** START Records supplied **
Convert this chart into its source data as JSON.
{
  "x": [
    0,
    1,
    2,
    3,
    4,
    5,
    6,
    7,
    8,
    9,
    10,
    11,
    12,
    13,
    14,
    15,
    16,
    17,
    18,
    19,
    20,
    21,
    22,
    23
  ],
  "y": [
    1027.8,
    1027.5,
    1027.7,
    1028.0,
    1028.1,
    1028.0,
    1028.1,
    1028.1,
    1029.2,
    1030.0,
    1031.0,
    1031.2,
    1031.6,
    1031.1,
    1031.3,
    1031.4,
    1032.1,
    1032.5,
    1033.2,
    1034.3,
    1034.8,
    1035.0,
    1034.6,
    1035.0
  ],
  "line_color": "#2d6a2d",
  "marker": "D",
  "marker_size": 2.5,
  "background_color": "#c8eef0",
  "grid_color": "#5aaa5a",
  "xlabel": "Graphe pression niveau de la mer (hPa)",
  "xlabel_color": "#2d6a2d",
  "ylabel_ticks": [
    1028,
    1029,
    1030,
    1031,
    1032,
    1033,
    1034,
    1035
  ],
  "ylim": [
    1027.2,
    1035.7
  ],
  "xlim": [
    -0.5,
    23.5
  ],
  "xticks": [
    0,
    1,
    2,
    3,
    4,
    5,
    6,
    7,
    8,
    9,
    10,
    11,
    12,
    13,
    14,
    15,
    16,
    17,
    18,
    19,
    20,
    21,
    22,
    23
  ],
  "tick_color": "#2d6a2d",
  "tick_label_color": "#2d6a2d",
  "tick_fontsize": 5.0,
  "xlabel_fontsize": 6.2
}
** END Records supplied **
The task: Output the entries exactly.

Solution:
Convert this chart into its source data as JSON.
{
  "x": [
    0,
    1,
    2,
    3,
    4,
    5,
    6,
    7,
    8,
    9,
    10,
    11,
    12,
    13,
    14,
    15,
    16,
    17,
    18,
    19,
    20,
    21,
    22,
    23
  ],
  "y": [
    1027.8,
    1027.5,
    1027.7,
    1028.0,
    1028.1,
    1028.0,
    1028.1,
    1028.1,
    1029.2,
    1030.0,
    1031.0,
    1031.2,
    1031.6,
    1031.1,
    1031.3,
    1031.4,
    1032.1,
    1032.5,
    1033.2,
    1034.3,
    1034.8,
    1035.0,
    1034.6,
    1035.0
  ],
  "line_color": "#2d6a2d",
  "marker": "D",
  "marker_size": 2.5,
  "background_color": "#c8eef0",
  "grid_color": "#5aaa5a",
  "xlabel": "Graphe pression niveau de la mer (hPa)",
  "xlabel_color": "#2d6a2d",
  "ylabel_ticks": [
    1028,
    1029,
    1030,
    1031,
    1032,
    1033,
    1034,
    1035
  ],
  "ylim": [
    1027.2,
    1035.7
  ],
  "xlim": [
    -0.5,
    23.5
  ],
  "xticks": [
    0,
    1,
    2,
    3,
    4,
    5,
    6,
    7,
    8,
    9,
    10,
    11,
    12,
    13,
    14,
    15,
    16,
    17,
    18,
    19,
    20,
    21,
    22,
    23
  ],
  "tick_color": "#2d6a2d",
  "tick_label_color": "#2d6a2d",
  "tick_fontsize": 5.0,
  "xlabel_fontsize": 6.2
}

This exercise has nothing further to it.